Problem to work on
Transcribe all of the records word for word, but omit the pictures.

Provided records
----

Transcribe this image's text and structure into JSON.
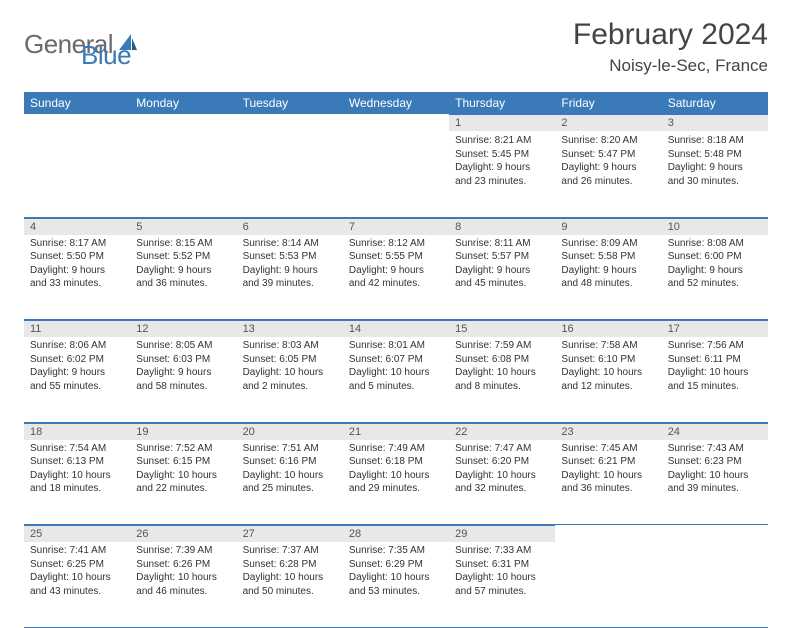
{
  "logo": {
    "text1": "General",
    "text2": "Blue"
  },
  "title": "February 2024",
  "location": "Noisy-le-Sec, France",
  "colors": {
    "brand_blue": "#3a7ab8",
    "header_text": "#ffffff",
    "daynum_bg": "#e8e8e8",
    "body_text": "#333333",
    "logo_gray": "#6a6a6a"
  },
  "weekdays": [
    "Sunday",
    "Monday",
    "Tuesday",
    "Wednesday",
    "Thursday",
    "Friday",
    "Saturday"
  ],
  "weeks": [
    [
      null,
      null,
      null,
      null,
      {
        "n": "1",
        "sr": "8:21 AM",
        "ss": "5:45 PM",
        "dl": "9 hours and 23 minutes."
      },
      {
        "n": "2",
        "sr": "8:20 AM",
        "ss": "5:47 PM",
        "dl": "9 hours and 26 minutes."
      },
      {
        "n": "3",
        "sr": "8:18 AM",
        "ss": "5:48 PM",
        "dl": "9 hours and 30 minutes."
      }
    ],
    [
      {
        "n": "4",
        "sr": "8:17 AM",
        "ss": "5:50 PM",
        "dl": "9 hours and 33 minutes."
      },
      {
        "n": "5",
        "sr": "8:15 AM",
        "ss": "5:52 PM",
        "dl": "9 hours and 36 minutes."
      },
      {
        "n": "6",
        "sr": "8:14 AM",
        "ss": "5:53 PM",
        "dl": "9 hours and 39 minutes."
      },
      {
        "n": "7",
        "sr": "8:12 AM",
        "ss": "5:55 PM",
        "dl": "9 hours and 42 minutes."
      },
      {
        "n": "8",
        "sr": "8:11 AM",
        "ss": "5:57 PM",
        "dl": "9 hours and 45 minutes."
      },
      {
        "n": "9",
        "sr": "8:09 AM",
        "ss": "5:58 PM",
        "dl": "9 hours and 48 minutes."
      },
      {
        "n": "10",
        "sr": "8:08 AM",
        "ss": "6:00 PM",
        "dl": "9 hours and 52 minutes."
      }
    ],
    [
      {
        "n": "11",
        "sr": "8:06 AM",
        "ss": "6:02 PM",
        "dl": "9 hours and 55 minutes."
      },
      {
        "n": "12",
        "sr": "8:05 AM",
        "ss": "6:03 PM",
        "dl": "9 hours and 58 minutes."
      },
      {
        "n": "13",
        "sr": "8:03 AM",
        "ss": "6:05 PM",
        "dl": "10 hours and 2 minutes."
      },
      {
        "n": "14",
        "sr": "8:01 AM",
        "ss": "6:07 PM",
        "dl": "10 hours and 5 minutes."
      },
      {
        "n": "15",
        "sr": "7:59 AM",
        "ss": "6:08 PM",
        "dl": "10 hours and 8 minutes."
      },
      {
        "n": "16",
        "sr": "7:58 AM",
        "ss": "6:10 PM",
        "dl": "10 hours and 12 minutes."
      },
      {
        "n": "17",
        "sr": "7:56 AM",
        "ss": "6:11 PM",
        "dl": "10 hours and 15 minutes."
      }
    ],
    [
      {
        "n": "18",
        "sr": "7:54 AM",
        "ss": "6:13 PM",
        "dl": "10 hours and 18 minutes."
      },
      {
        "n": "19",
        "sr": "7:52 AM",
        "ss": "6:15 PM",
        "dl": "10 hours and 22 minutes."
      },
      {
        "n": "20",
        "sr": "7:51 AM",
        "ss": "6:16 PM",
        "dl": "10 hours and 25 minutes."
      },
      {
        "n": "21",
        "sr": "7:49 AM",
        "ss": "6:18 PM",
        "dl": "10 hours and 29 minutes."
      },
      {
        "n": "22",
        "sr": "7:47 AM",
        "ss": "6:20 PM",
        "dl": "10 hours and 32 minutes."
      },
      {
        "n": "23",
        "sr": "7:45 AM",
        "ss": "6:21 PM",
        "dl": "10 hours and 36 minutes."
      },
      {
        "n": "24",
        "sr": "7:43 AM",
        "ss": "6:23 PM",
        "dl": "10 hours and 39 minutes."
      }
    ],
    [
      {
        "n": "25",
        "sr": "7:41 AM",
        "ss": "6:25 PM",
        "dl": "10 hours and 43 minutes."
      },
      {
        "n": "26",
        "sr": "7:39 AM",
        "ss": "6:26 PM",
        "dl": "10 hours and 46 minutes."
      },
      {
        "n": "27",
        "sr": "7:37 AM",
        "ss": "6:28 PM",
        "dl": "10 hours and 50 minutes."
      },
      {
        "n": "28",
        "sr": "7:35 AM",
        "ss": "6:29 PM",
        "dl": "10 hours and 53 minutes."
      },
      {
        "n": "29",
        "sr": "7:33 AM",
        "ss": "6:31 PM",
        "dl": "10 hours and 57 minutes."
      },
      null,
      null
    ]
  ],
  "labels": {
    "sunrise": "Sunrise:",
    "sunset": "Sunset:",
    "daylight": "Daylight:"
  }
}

----

Solution to the problem
Transcribe this image's text and structure into JSON.
{
  "logo": {
    "text1": "General",
    "text2": "Blue"
  },
  "title": "February 2024",
  "location": "Noisy-le-Sec, France",
  "colors": {
    "brand_blue": "#3a7ab8",
    "header_text": "#ffffff",
    "daynum_bg": "#e8e8e8",
    "body_text": "#333333",
    "logo_gray": "#6a6a6a"
  },
  "weekdays": [
    "Sunday",
    "Monday",
    "Tuesday",
    "Wednesday",
    "Thursday",
    "Friday",
    "Saturday"
  ],
  "weeks": [
    [
      null,
      null,
      null,
      null,
      {
        "n": "1",
        "sr": "8:21 AM",
        "ss": "5:45 PM",
        "dl": "9 hours and 23 minutes."
      },
      {
        "n": "2",
        "sr": "8:20 AM",
        "ss": "5:47 PM",
        "dl": "9 hours and 26 minutes."
      },
      {
        "n": "3",
        "sr": "8:18 AM",
        "ss": "5:48 PM",
        "dl": "9 hours and 30 minutes."
      }
    ],
    [
      {
        "n": "4",
        "sr": "8:17 AM",
        "ss": "5:50 PM",
        "dl": "9 hours and 33 minutes."
      },
      {
        "n": "5",
        "sr": "8:15 AM",
        "ss": "5:52 PM",
        "dl": "9 hours and 36 minutes."
      },
      {
        "n": "6",
        "sr": "8:14 AM",
        "ss": "5:53 PM",
        "dl": "9 hours and 39 minutes."
      },
      {
        "n": "7",
        "sr": "8:12 AM",
        "ss": "5:55 PM",
        "dl": "9 hours and 42 minutes."
      },
      {
        "n": "8",
        "sr": "8:11 AM",
        "ss": "5:57 PM",
        "dl": "9 hours and 45 minutes."
      },
      {
        "n": "9",
        "sr": "8:09 AM",
        "ss": "5:58 PM",
        "dl": "9 hours and 48 minutes."
      },
      {
        "n": "10",
        "sr": "8:08 AM",
        "ss": "6:00 PM",
        "dl": "9 hours and 52 minutes."
      }
    ],
    [
      {
        "n": "11",
        "sr": "8:06 AM",
        "ss": "6:02 PM",
        "dl": "9 hours and 55 minutes."
      },
      {
        "n": "12",
        "sr": "8:05 AM",
        "ss": "6:03 PM",
        "dl": "9 hours and 58 minutes."
      },
      {
        "n": "13",
        "sr": "8:03 AM",
        "ss": "6:05 PM",
        "dl": "10 hours and 2 minutes."
      },
      {
        "n": "14",
        "sr": "8:01 AM",
        "ss": "6:07 PM",
        "dl": "10 hours and 5 minutes."
      },
      {
        "n": "15",
        "sr": "7:59 AM",
        "ss": "6:08 PM",
        "dl": "10 hours and 8 minutes."
      },
      {
        "n": "16",
        "sr": "7:58 AM",
        "ss": "6:10 PM",
        "dl": "10 hours and 12 minutes."
      },
      {
        "n": "17",
        "sr": "7:56 AM",
        "ss": "6:11 PM",
        "dl": "10 hours and 15 minutes."
      }
    ],
    [
      {
        "n": "18",
        "sr": "7:54 AM",
        "ss": "6:13 PM",
        "dl": "10 hours and 18 minutes."
      },
      {
        "n": "19",
        "sr": "7:52 AM",
        "ss": "6:15 PM",
        "dl": "10 hours and 22 minutes."
      },
      {
        "n": "20",
        "sr": "7:51 AM",
        "ss": "6:16 PM",
        "dl": "10 hours and 25 minutes."
      },
      {
        "n": "21",
        "sr": "7:49 AM",
        "ss": "6:18 PM",
        "dl": "10 hours and 29 minutes."
      },
      {
        "n": "22",
        "sr": "7:47 AM",
        "ss": "6:20 PM",
        "dl": "10 hours and 32 minutes."
      },
      {
        "n": "23",
        "sr": "7:45 AM",
        "ss": "6:21 PM",
        "dl": "10 hours and 36 minutes."
      },
      {
        "n": "24",
        "sr": "7:43 AM",
        "ss": "6:23 PM",
        "dl": "10 hours and 39 minutes."
      }
    ],
    [
      {
        "n": "25",
        "sr": "7:41 AM",
        "ss": "6:25 PM",
        "dl": "10 hours and 43 minutes."
      },
      {
        "n": "26",
        "sr": "7:39 AM",
        "ss": "6:26 PM",
        "dl": "10 hours and 46 minutes."
      },
      {
        "n": "27",
        "sr": "7:37 AM",
        "ss": "6:28 PM",
        "dl": "10 hours and 50 minutes."
      },
      {
        "n": "28",
        "sr": "7:35 AM",
        "ss": "6:29 PM",
        "dl": "10 hours and 53 minutes."
      },
      {
        "n": "29",
        "sr": "7:33 AM",
        "ss": "6:31 PM",
        "dl": "10 hours and 57 minutes."
      },
      null,
      null
    ]
  ],
  "labels": {
    "sunrise": "Sunrise:",
    "sunset": "Sunset:",
    "daylight": "Daylight:"
  }
}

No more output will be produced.